Written task
What is the count of lines that hold the word "this"? Give only the number.

Available data
-------

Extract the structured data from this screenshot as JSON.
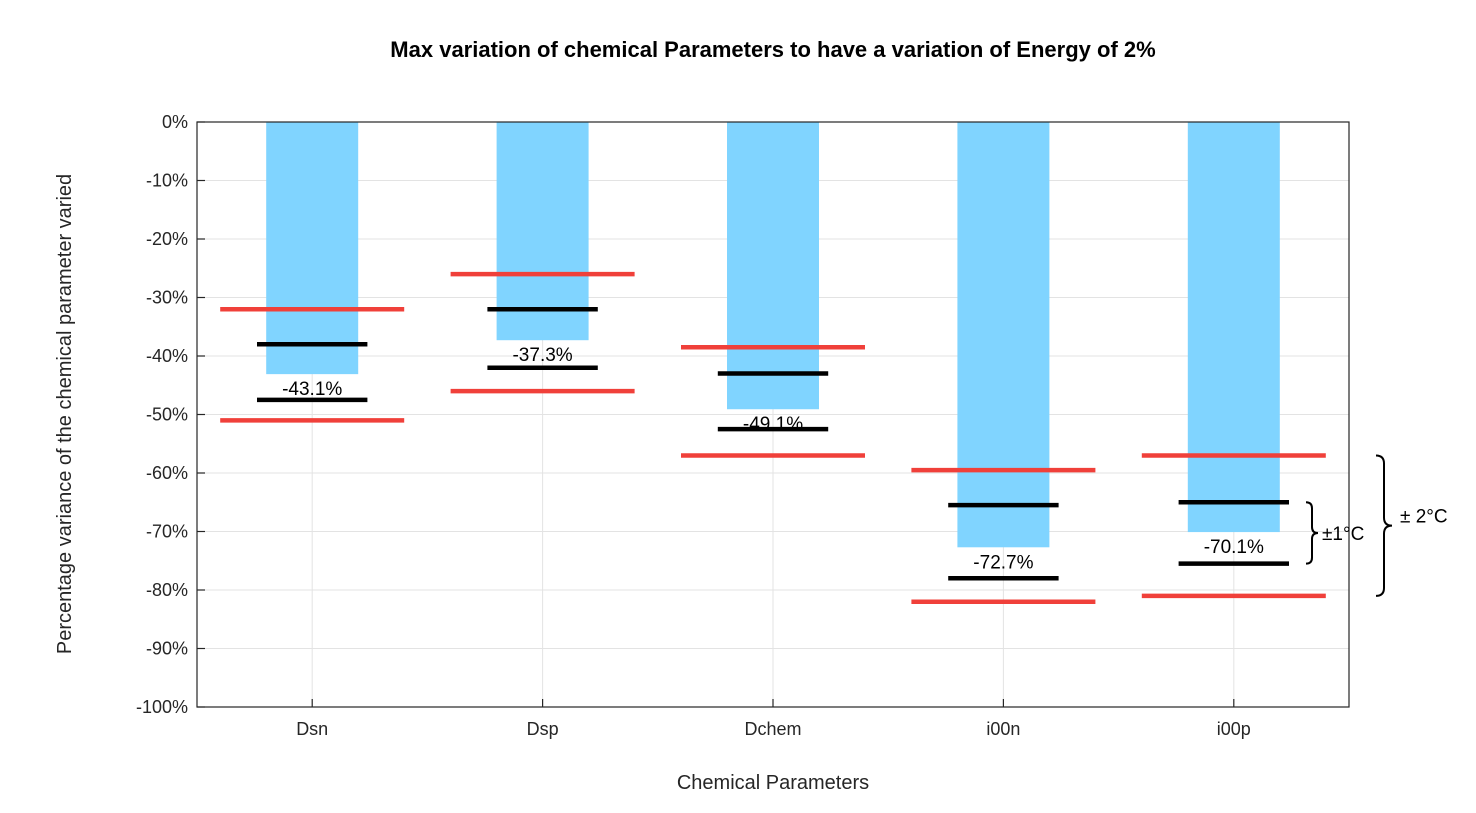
{
  "chart_data": {
    "type": "bar",
    "title": "Max variation of chemical Parameters to have a variation of Energy of 2%",
    "xlabel": "Chemical Parameters",
    "ylabel": "Percentage variance of the chemical parameter varied",
    "categories": [
      "Dsn",
      "Dsp",
      "Dchem",
      "i00n",
      "i00p"
    ],
    "values": [
      -43.1,
      -37.3,
      -49.1,
      -72.7,
      -70.1
    ],
    "value_labels": [
      "-43.1%",
      "-37.3%",
      "-49.1%",
      "-72.7%",
      "-70.1%"
    ],
    "ylim": [
      -100,
      0
    ],
    "yticks": [
      0,
      -10,
      -20,
      -30,
      -40,
      -50,
      -60,
      -70,
      -80,
      -90,
      -100
    ],
    "ytick_labels": [
      "0%",
      "-10%",
      "-20%",
      "-30%",
      "-40%",
      "-50%",
      "-60%",
      "-70%",
      "-80%",
      "-90%",
      "-100%"
    ],
    "bounds_1C": [
      {
        "upper": -38.0,
        "lower": -47.5
      },
      {
        "upper": -32.0,
        "lower": -42.0
      },
      {
        "upper": -43.0,
        "lower": -52.5
      },
      {
        "upper": -65.5,
        "lower": -78.0
      },
      {
        "upper": -65.0,
        "lower": -75.5
      }
    ],
    "bounds_2C": [
      {
        "upper": -32.0,
        "lower": -51.0
      },
      {
        "upper": -26.0,
        "lower": -46.0
      },
      {
        "upper": -38.5,
        "lower": -57.0
      },
      {
        "upper": -59.5,
        "lower": -82.0
      },
      {
        "upper": -57.0,
        "lower": -81.0
      }
    ],
    "annotations": {
      "bracket_1C": "±1°C",
      "bracket_2C": "± 2°C"
    },
    "grid": true,
    "colors": {
      "bar": "#80D4FF",
      "bound_1C": "#000000",
      "bound_2C": "#F0403A",
      "grid": "#E3E3E3",
      "axis": "#262626"
    }
  }
}
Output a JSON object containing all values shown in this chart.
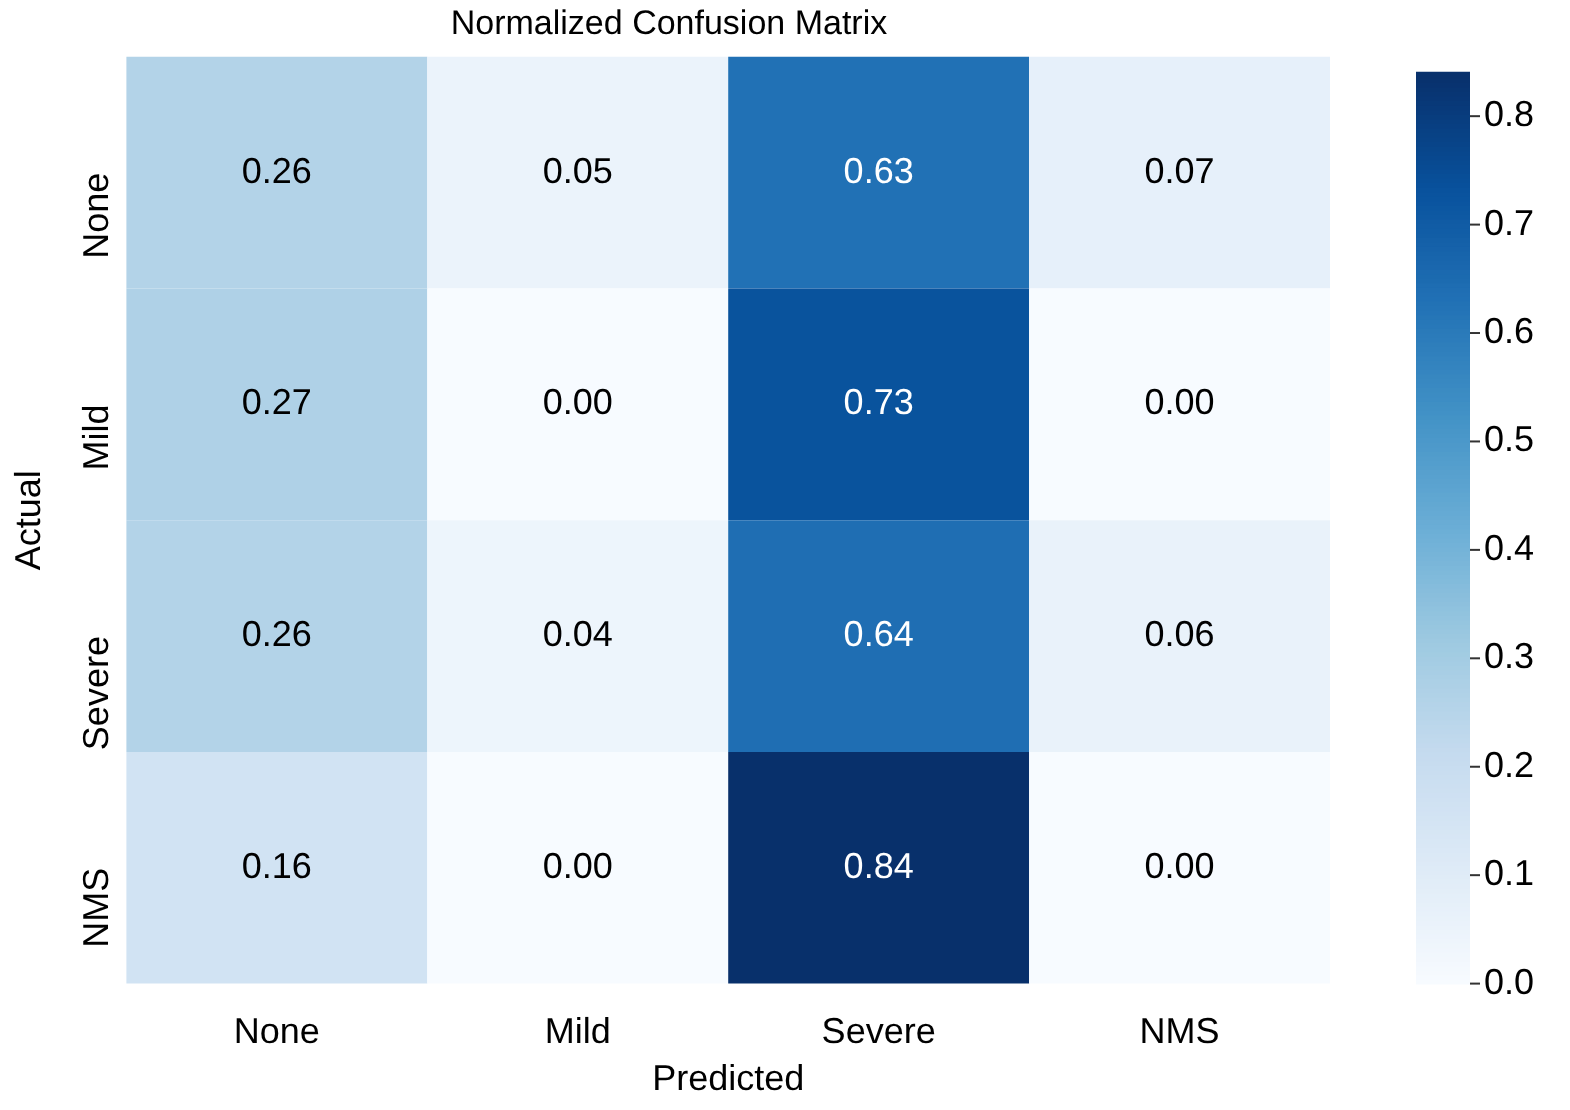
{
  "chart_data": {
    "type": "heatmap",
    "title": "Normalized Confusion Matrix",
    "xlabel": "Predicted",
    "ylabel": "Actual",
    "categories": [
      "None",
      "Mild",
      "Severe",
      "NMS"
    ],
    "y_categories": [
      "None",
      "Mild",
      "Severe",
      "NMS"
    ],
    "cells": [
      [
        0.26,
        0.05,
        0.63,
        0.07
      ],
      [
        0.27,
        0.0,
        0.73,
        0.0
      ],
      [
        0.26,
        0.04,
        0.64,
        0.06
      ],
      [
        0.16,
        0.0,
        0.84,
        0.0
      ]
    ],
    "cell_labels": [
      [
        "0.26",
        "0.05",
        "0.63",
        "0.07"
      ],
      [
        "0.27",
        "0.00",
        "0.73",
        "0.00"
      ],
      [
        "0.26",
        "0.04",
        "0.64",
        "0.06"
      ],
      [
        "0.16",
        "0.00",
        "0.84",
        "0.00"
      ]
    ],
    "clim": [
      0,
      0.84
    ],
    "cticks": [
      {
        "value": 0,
        "label": "0.0"
      },
      {
        "value": 0.1,
        "label": "0.1"
      },
      {
        "value": 0.2,
        "label": "0.2"
      },
      {
        "value": 0.3,
        "label": "0.3"
      },
      {
        "value": 0.4,
        "label": "0.4"
      },
      {
        "value": 0.5,
        "label": "0.5"
      },
      {
        "value": 0.6,
        "label": "0.6"
      },
      {
        "value": 0.7,
        "label": "0.7"
      },
      {
        "value": 0.8,
        "label": "0.8"
      }
    ]
  }
}
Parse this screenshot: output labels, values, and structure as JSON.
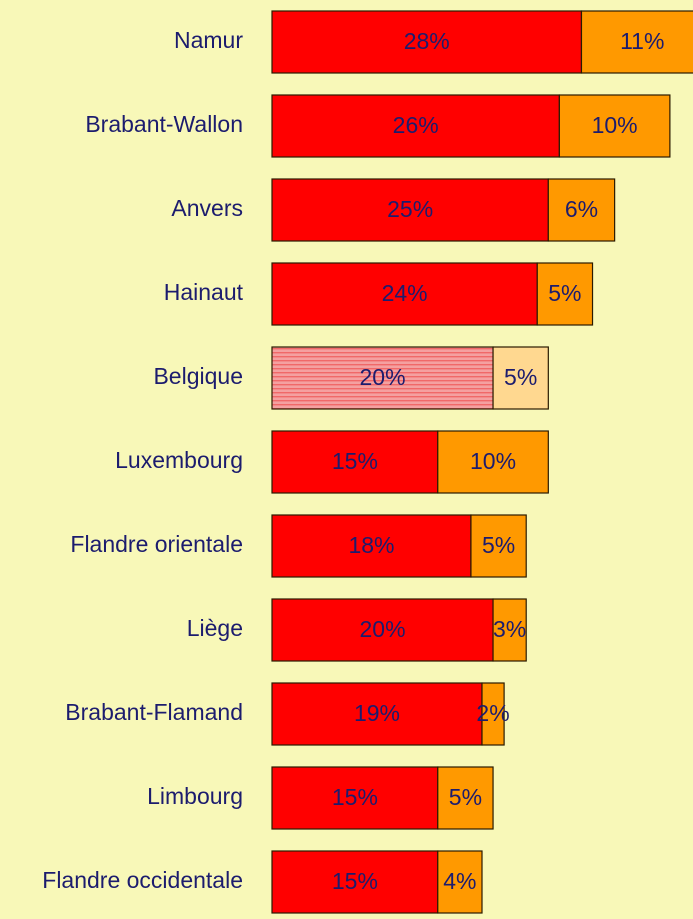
{
  "chart_data": {
    "type": "bar",
    "orientation": "horizontal",
    "stacked": true,
    "categories": [
      "Namur",
      "Brabant-Wallon",
      "Anvers",
      "Hainaut",
      "Belgique",
      "Luxembourg",
      "Flandre orientale",
      "Liège",
      "Brabant-Flamand",
      "Limbourg",
      "Flandre occidentale"
    ],
    "series": [
      {
        "color": "#ff0000",
        "highlight_color": "#f4a0a0",
        "values": [
          28,
          26,
          25,
          24,
          20,
          15,
          18,
          20,
          19,
          15,
          15
        ],
        "value_labels": [
          "28%",
          "26%",
          "25%",
          "24%",
          "20%",
          "15%",
          "18%",
          "20%",
          "19%",
          "15%",
          "15%"
        ]
      },
      {
        "color": "#ff9900",
        "highlight_color": "#ffd890",
        "values": [
          11,
          10,
          6,
          5,
          5,
          10,
          5,
          3,
          2,
          5,
          4
        ],
        "value_labels": [
          "11%",
          "10%",
          "6%",
          "5%",
          "5%",
          "10%",
          "5%",
          "3%",
          "2%",
          "5%",
          "4%"
        ]
      }
    ],
    "highlight": "Belgique",
    "xlim": [
      0,
      38
    ]
  }
}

-------

Task response
3